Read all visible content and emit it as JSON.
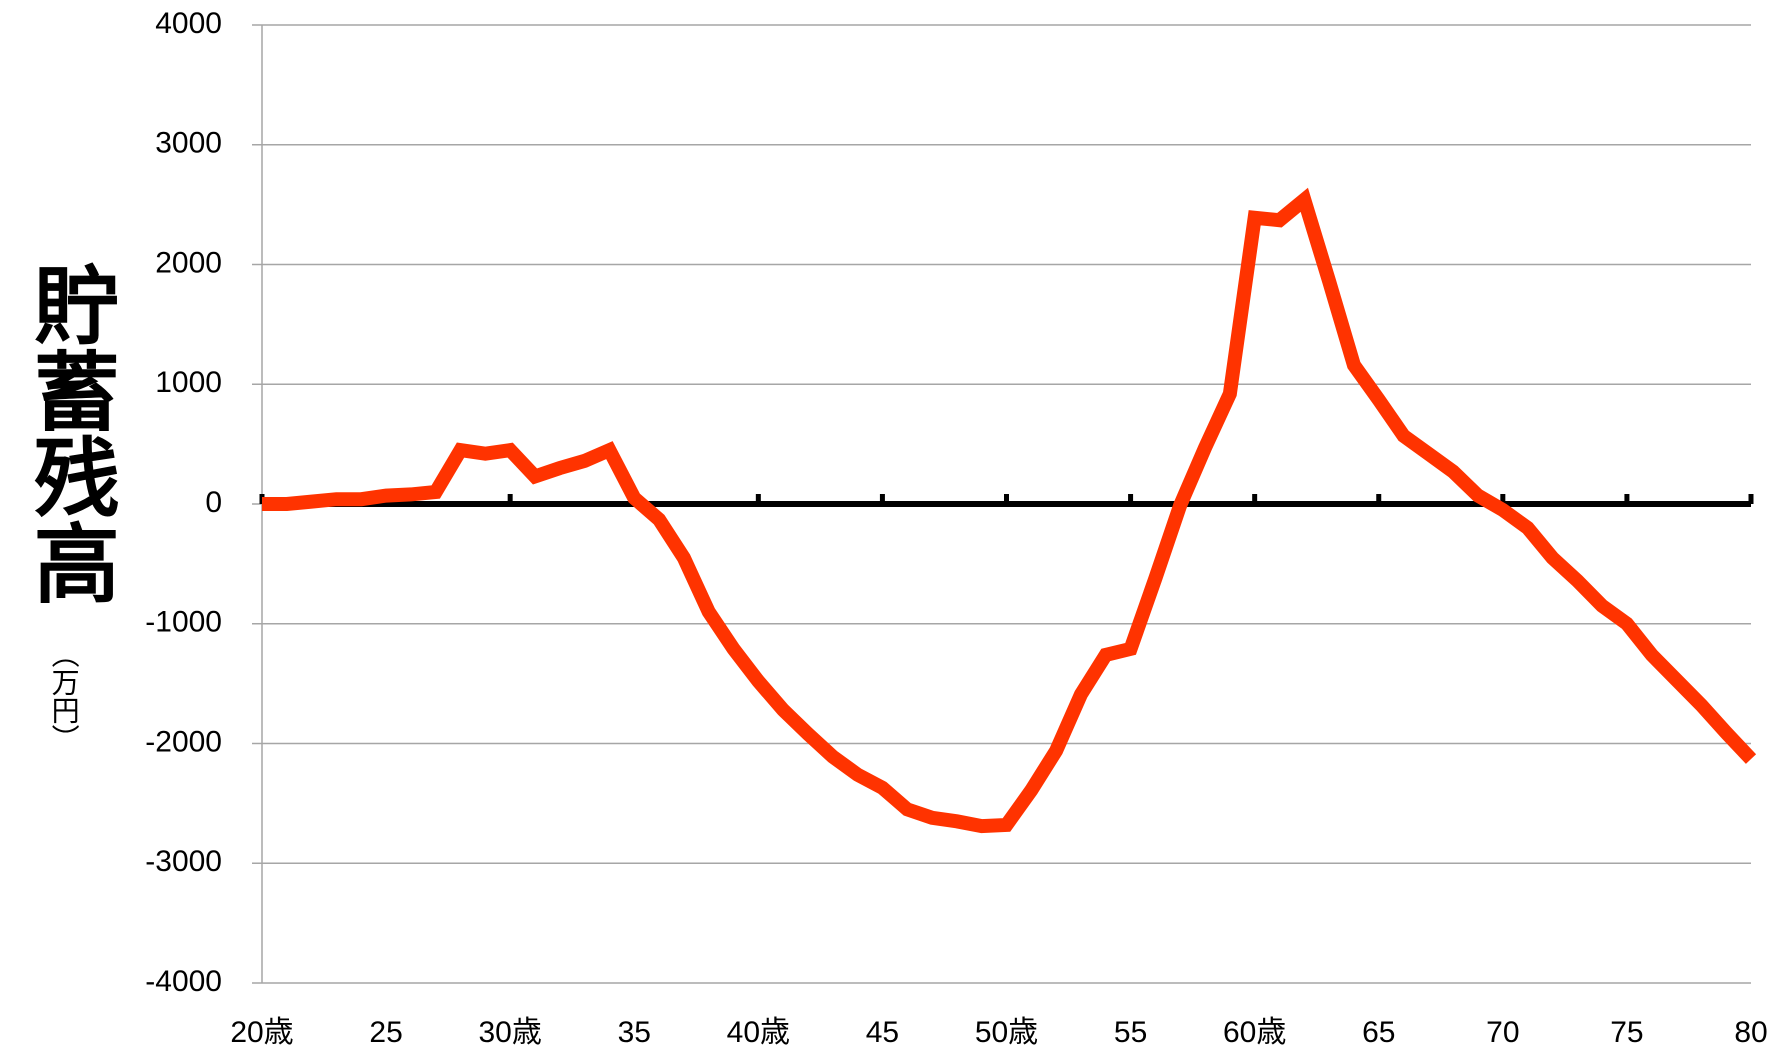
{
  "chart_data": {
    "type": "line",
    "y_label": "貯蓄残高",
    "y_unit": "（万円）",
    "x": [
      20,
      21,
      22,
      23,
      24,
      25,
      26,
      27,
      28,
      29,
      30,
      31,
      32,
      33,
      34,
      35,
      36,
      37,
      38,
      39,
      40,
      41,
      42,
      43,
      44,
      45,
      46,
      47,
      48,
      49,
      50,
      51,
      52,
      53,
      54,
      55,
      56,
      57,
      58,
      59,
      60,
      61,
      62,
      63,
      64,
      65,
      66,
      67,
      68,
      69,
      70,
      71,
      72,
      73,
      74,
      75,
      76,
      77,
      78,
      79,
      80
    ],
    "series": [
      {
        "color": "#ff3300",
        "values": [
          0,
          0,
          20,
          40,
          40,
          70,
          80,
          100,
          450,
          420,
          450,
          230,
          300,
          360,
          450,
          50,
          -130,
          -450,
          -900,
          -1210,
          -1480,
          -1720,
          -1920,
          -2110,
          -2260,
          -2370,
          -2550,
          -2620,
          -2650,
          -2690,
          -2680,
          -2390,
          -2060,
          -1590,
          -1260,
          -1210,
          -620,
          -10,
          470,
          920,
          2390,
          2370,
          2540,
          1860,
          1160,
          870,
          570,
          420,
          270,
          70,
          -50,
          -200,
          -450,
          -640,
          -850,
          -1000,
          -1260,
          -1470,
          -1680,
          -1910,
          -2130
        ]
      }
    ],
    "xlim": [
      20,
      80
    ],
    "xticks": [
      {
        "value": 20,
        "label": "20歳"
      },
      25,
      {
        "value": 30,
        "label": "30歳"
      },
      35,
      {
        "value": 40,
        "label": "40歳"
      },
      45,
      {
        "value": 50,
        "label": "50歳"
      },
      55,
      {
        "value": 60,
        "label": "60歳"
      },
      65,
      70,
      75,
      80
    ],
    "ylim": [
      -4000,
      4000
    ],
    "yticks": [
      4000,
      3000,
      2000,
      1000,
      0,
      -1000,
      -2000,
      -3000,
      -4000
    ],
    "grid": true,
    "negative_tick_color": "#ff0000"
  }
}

| STATED EXERCISE |
Leave out the pictures, and give all the records again exactly.

| TASK SOLUTION |
Read all visible content and emit it as JSON.
{
  "chart_data": {
    "type": "line",
    "y_label": "貯蓄残高",
    "y_unit": "（万円）",
    "x": [
      20,
      21,
      22,
      23,
      24,
      25,
      26,
      27,
      28,
      29,
      30,
      31,
      32,
      33,
      34,
      35,
      36,
      37,
      38,
      39,
      40,
      41,
      42,
      43,
      44,
      45,
      46,
      47,
      48,
      49,
      50,
      51,
      52,
      53,
      54,
      55,
      56,
      57,
      58,
      59,
      60,
      61,
      62,
      63,
      64,
      65,
      66,
      67,
      68,
      69,
      70,
      71,
      72,
      73,
      74,
      75,
      76,
      77,
      78,
      79,
      80
    ],
    "series": [
      {
        "color": "#ff3300",
        "values": [
          0,
          0,
          20,
          40,
          40,
          70,
          80,
          100,
          450,
          420,
          450,
          230,
          300,
          360,
          450,
          50,
          -130,
          -450,
          -900,
          -1210,
          -1480,
          -1720,
          -1920,
          -2110,
          -2260,
          -2370,
          -2550,
          -2620,
          -2650,
          -2690,
          -2680,
          -2390,
          -2060,
          -1590,
          -1260,
          -1210,
          -620,
          -10,
          470,
          920,
          2390,
          2370,
          2540,
          1860,
          1160,
          870,
          570,
          420,
          270,
          70,
          -50,
          -200,
          -450,
          -640,
          -850,
          -1000,
          -1260,
          -1470,
          -1680,
          -1910,
          -2130
        ]
      }
    ],
    "xlim": [
      20,
      80
    ],
    "xticks": [
      {
        "value": 20,
        "label": "20歳"
      },
      25,
      {
        "value": 30,
        "label": "30歳"
      },
      35,
      {
        "value": 40,
        "label": "40歳"
      },
      45,
      {
        "value": 50,
        "label": "50歳"
      },
      55,
      {
        "value": 60,
        "label": "60歳"
      },
      65,
      70,
      75,
      80
    ],
    "ylim": [
      -4000,
      4000
    ],
    "yticks": [
      4000,
      3000,
      2000,
      1000,
      0,
      -1000,
      -2000,
      -3000,
      -4000
    ],
    "grid": true,
    "negative_tick_color": "#ff0000"
  }
}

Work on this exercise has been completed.